▶ _What needs to be done_:
Copy each line that has the string "text" somewhere in it.

===== Input rows =====

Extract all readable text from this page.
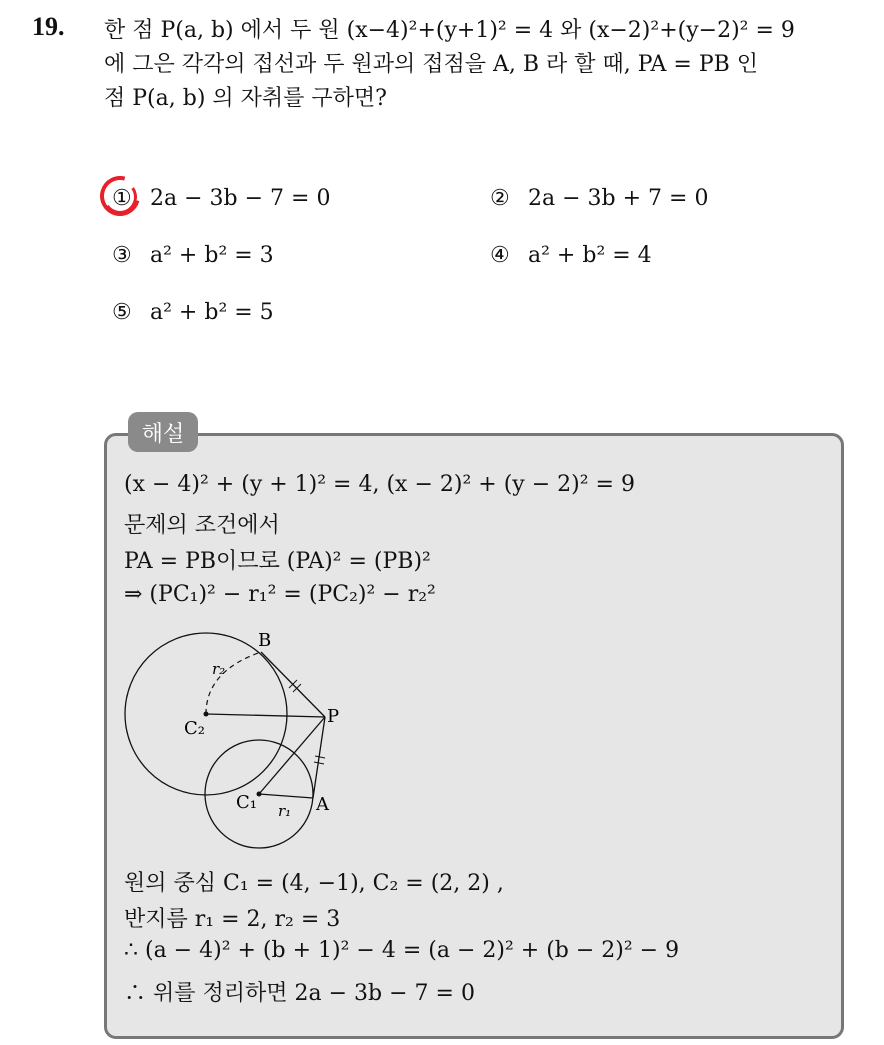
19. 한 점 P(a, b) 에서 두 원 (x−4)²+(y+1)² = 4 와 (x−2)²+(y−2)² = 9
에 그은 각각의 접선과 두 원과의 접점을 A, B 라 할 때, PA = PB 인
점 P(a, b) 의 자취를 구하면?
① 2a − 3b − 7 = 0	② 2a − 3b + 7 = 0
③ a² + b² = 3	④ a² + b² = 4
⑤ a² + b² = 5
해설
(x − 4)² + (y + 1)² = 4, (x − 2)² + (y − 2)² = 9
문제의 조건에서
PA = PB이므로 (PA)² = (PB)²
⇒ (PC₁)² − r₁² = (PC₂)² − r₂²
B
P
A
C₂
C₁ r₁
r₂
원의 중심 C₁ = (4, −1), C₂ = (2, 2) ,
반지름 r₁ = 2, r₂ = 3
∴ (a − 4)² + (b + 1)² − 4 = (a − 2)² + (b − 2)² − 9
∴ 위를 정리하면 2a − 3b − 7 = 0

=====
===== Input rows =====

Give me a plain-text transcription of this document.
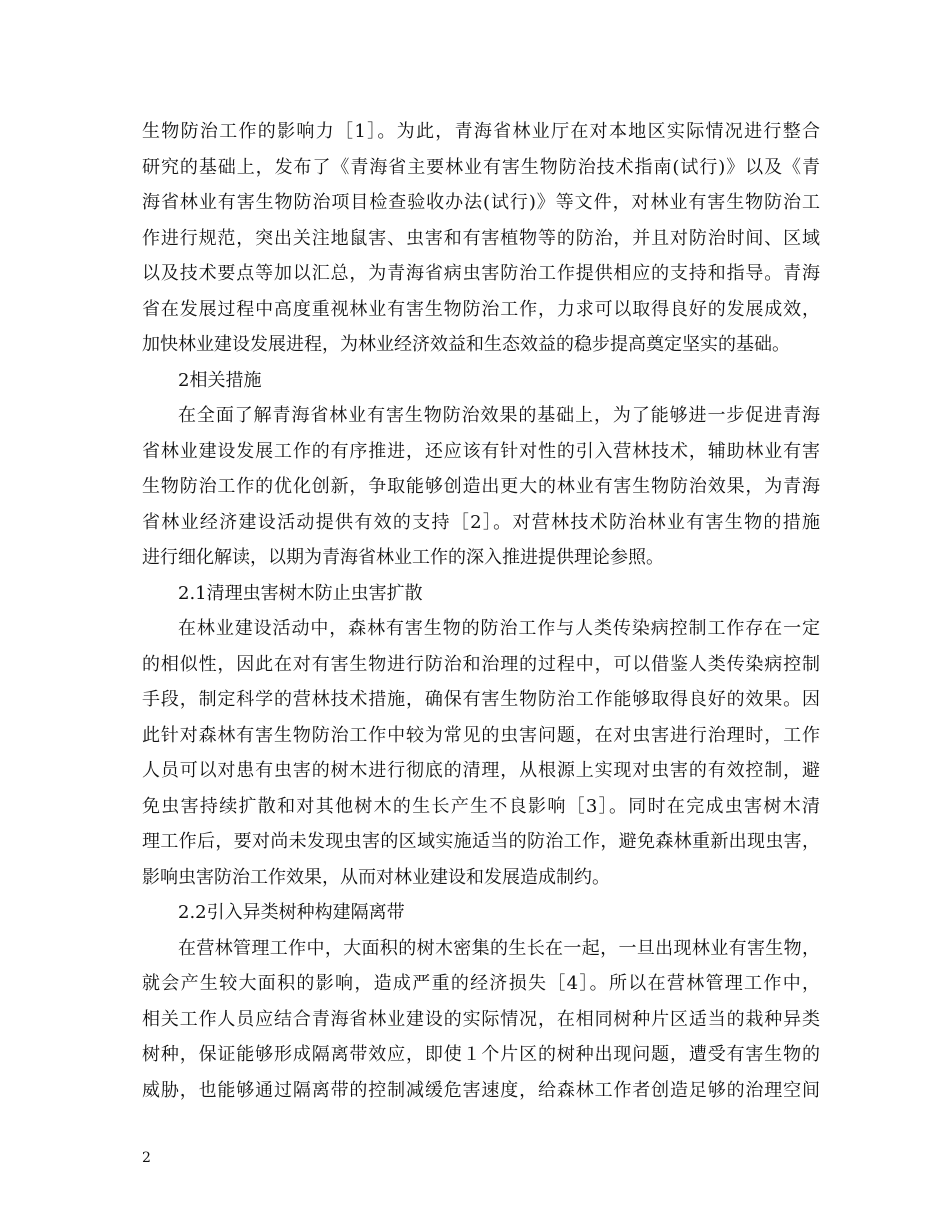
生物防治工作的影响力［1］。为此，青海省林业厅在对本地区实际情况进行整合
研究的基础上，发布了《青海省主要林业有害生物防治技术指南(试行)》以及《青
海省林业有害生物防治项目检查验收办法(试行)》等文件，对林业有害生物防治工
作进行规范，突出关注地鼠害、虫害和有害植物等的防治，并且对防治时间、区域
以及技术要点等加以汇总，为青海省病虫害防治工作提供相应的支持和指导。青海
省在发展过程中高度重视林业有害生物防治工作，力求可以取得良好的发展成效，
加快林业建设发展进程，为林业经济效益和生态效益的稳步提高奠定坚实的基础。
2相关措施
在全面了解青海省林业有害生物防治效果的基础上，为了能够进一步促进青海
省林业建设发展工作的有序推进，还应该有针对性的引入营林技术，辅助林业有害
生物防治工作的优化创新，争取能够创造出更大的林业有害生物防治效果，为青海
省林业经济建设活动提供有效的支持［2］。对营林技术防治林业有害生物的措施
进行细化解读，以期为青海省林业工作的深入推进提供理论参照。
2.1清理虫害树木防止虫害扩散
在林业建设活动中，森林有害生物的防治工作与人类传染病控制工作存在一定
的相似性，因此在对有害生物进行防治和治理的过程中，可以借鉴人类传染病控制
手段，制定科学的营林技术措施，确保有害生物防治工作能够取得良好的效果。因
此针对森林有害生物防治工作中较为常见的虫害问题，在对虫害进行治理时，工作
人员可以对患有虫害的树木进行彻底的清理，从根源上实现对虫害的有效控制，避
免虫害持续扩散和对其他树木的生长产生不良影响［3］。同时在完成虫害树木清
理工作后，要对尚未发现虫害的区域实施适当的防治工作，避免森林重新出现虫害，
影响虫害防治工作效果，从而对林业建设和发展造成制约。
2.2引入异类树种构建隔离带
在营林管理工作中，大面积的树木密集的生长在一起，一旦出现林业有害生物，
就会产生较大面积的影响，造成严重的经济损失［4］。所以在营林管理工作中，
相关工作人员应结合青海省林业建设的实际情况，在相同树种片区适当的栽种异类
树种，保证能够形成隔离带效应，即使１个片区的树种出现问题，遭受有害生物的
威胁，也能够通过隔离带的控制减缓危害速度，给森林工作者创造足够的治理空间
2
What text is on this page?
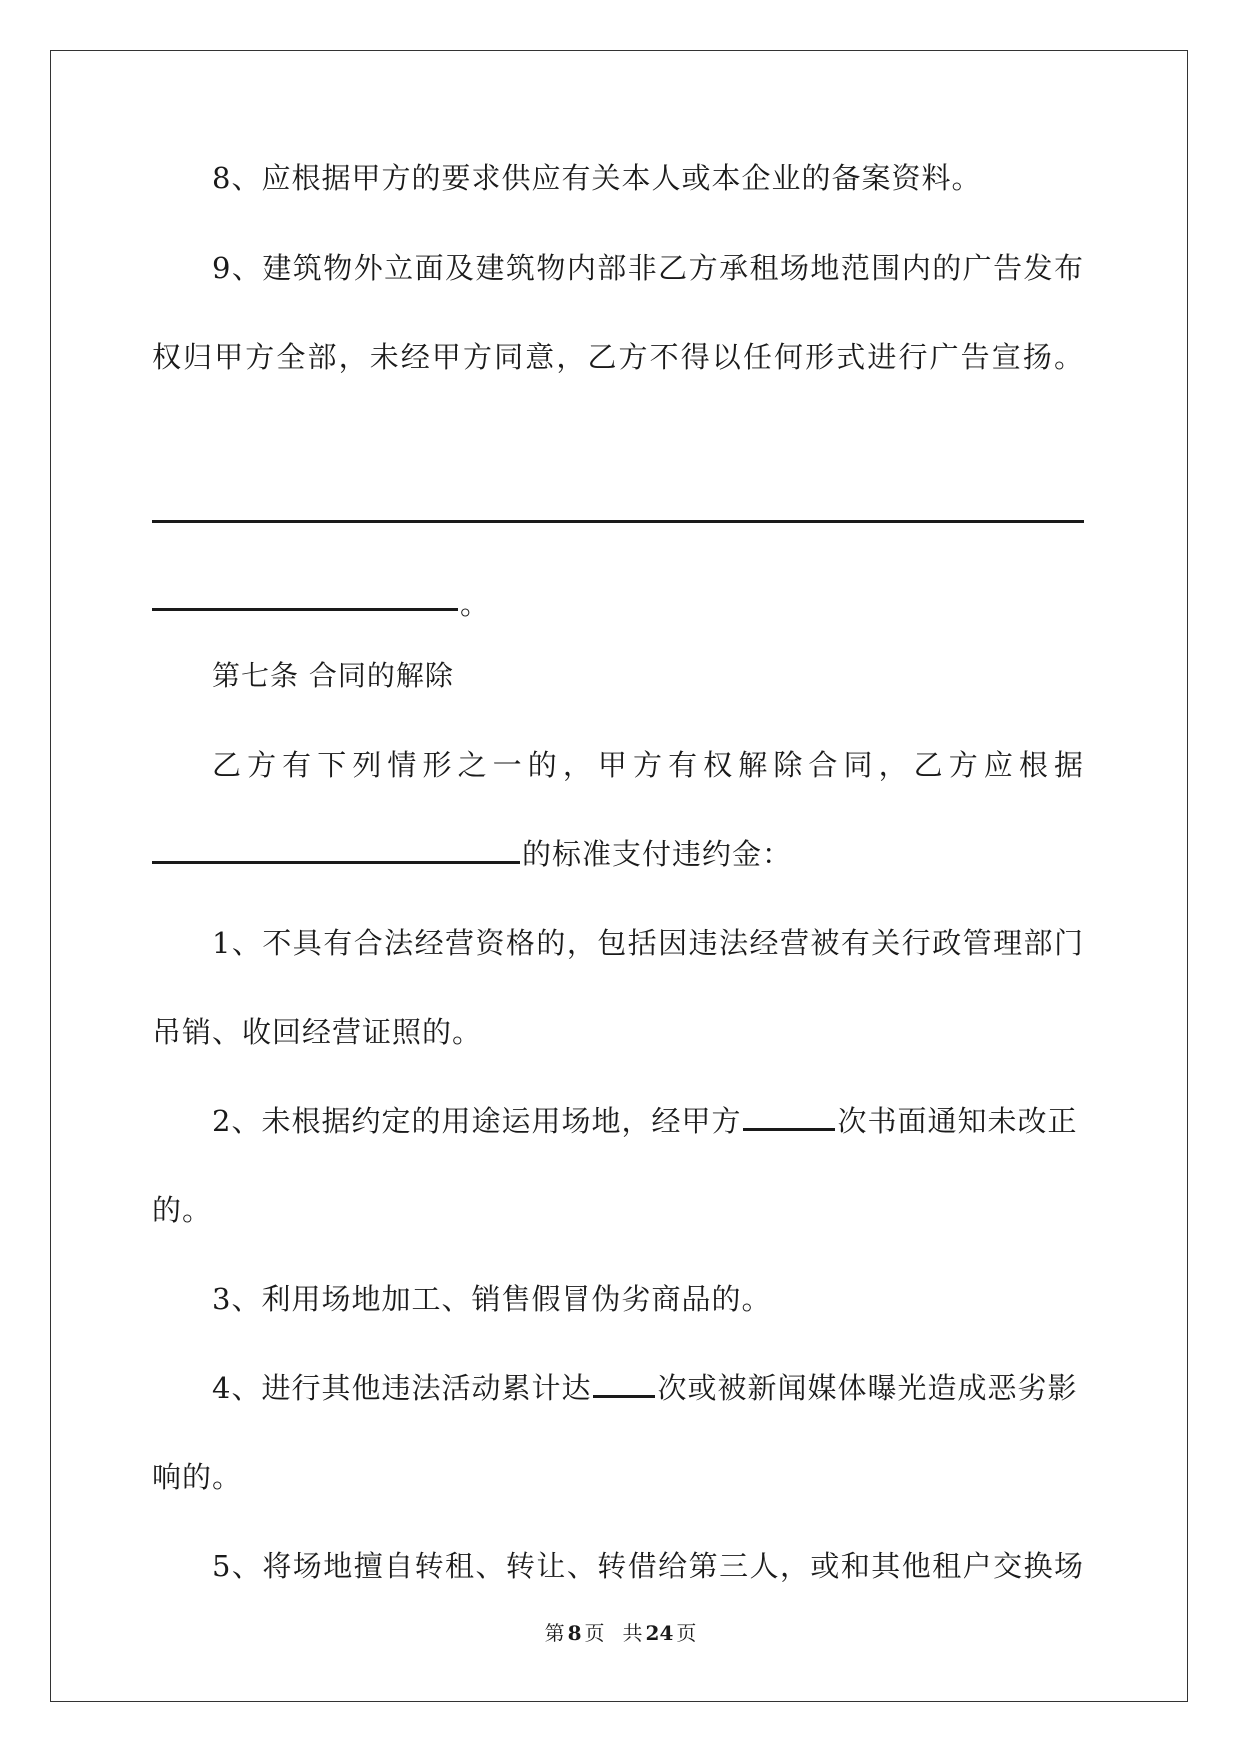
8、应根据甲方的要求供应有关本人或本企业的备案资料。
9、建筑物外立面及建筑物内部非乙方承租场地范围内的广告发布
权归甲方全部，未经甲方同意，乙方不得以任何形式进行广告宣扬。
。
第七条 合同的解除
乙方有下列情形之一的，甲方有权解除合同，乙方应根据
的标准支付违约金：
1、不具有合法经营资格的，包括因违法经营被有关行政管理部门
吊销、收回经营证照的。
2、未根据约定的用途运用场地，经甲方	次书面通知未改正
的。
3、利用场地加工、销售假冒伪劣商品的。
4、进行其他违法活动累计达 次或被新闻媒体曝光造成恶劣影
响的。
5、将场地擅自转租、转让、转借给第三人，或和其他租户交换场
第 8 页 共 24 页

=====

▶ _Output_:
Extract all readable text from this page.
Give me a plain-text transcription of this document.
What text is on this page?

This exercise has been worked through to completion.